### Short problem
From the entries below, copy out every line with "TradingView" in it.

[Items from a figure collection]
============
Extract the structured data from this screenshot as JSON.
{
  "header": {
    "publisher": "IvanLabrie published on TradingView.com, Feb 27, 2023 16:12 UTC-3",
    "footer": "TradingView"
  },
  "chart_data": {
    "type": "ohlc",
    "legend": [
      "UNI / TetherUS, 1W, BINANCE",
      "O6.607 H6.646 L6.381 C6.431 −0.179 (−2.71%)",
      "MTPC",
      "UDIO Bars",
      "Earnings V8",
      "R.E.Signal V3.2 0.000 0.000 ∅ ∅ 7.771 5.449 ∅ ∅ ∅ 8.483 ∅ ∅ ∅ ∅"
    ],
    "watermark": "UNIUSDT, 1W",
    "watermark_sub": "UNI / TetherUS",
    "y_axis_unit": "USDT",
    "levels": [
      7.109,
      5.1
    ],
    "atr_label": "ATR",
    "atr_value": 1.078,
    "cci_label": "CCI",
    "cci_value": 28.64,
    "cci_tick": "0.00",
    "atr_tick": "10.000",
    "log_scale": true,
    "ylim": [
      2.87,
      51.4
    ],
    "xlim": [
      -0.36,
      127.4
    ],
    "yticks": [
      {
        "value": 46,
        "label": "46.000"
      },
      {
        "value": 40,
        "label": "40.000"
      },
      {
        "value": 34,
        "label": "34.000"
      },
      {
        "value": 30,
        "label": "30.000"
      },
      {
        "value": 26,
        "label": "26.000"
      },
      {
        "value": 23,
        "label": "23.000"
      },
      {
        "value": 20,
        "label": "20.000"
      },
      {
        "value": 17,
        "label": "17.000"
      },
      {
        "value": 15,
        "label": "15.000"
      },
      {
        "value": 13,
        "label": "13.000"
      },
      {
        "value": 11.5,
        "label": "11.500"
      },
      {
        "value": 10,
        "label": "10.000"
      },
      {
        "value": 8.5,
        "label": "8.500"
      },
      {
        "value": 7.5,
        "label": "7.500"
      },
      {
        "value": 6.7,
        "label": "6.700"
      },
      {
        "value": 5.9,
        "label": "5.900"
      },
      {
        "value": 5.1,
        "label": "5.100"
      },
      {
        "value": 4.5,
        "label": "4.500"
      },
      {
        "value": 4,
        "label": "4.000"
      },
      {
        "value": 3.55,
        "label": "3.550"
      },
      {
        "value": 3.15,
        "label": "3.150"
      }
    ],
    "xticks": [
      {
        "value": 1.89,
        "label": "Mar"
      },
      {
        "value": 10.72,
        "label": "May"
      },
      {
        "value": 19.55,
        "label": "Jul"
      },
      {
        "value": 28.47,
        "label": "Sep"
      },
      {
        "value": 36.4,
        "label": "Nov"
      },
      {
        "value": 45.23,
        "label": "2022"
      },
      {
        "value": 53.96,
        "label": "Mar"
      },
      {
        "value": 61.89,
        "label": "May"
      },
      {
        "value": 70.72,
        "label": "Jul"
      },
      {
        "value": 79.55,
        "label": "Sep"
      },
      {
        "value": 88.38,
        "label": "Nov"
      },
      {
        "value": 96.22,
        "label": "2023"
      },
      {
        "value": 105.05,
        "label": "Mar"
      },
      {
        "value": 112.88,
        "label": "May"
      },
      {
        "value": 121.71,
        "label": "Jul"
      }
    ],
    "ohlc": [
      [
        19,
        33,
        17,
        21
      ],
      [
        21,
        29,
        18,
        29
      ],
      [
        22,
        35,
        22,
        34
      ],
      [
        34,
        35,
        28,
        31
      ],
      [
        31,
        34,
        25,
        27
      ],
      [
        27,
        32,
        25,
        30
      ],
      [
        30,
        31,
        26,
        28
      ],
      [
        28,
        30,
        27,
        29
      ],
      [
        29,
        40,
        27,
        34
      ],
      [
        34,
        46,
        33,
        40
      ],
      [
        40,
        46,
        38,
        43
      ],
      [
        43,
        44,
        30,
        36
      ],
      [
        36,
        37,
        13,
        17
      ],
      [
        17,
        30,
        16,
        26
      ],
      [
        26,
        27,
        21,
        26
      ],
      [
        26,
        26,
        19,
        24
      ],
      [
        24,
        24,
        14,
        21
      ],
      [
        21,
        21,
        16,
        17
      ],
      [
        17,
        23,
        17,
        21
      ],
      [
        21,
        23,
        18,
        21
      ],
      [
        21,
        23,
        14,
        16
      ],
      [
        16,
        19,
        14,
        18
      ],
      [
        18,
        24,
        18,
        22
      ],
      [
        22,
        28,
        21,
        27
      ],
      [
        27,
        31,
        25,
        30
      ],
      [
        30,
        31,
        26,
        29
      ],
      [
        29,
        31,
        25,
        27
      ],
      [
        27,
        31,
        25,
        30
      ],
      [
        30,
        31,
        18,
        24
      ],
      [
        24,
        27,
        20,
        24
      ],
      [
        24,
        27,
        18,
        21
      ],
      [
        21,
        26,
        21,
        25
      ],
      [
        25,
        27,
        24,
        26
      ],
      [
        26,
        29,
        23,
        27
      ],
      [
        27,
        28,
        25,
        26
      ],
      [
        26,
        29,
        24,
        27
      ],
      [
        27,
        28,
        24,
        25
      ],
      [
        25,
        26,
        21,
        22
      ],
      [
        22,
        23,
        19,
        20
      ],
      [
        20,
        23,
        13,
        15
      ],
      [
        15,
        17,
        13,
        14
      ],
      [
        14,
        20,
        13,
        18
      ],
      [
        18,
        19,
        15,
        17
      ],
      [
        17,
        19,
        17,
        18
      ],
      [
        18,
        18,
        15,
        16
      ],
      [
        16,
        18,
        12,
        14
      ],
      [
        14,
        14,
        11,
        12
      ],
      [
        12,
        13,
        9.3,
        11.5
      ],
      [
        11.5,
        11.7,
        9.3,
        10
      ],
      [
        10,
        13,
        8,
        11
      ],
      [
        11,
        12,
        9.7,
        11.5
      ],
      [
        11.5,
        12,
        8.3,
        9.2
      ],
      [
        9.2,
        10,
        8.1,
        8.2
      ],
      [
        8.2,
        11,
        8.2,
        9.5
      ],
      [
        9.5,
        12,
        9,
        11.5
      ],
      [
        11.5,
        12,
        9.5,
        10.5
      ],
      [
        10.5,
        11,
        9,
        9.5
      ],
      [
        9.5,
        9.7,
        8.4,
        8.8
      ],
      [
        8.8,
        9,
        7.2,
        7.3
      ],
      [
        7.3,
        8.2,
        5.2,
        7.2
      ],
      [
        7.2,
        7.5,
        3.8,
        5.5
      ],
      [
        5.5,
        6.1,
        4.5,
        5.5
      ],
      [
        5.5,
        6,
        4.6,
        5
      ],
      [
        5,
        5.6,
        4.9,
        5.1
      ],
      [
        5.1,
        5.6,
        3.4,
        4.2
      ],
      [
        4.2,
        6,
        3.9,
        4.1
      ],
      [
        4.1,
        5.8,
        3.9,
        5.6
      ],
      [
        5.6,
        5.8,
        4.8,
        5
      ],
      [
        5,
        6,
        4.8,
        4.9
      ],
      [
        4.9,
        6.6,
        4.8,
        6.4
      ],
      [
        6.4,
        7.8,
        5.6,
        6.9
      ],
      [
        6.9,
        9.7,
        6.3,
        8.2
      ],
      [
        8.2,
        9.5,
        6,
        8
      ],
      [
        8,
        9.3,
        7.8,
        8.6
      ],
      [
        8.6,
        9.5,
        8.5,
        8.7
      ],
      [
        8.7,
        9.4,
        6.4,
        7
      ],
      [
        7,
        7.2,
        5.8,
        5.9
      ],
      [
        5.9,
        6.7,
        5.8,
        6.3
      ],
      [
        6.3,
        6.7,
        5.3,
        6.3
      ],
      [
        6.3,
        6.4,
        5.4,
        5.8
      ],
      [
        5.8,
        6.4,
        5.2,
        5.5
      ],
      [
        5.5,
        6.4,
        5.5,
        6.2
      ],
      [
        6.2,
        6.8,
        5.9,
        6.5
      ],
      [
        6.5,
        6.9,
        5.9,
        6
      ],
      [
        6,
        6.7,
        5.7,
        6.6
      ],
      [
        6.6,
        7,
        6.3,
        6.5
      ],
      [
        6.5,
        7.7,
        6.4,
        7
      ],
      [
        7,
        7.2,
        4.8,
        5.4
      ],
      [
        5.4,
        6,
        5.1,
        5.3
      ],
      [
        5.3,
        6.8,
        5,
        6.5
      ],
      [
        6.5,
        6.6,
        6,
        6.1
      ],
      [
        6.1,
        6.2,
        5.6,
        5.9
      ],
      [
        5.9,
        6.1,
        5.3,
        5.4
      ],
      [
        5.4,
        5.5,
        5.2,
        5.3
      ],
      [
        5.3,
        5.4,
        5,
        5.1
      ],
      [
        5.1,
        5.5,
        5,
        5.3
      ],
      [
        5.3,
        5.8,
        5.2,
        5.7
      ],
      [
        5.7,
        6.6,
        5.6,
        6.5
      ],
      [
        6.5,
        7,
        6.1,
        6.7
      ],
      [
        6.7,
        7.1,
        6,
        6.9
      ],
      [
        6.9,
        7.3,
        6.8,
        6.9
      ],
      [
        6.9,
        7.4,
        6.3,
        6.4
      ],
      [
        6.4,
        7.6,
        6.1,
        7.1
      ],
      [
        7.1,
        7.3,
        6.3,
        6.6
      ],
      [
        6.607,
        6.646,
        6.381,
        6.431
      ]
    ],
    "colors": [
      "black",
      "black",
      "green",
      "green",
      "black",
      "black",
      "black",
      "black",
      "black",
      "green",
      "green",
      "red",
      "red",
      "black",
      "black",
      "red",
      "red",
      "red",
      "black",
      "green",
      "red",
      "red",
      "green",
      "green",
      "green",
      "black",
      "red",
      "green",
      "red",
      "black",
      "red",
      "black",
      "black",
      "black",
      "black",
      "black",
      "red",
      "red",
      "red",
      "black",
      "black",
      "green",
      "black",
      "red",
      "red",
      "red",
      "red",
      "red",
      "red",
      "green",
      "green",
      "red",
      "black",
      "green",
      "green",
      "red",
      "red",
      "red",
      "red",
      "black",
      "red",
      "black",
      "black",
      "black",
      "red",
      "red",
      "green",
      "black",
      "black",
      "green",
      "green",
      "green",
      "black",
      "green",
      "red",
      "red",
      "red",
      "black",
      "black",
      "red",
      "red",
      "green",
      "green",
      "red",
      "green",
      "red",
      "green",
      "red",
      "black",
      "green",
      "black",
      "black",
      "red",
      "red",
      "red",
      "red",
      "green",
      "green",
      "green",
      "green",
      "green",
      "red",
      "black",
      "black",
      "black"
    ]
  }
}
============
### Solved exercise
    "publisher": "IvanLabrie published on TradingView.com, Feb 27, 2023 16:12 UTC-3",
    "footer": "TradingView"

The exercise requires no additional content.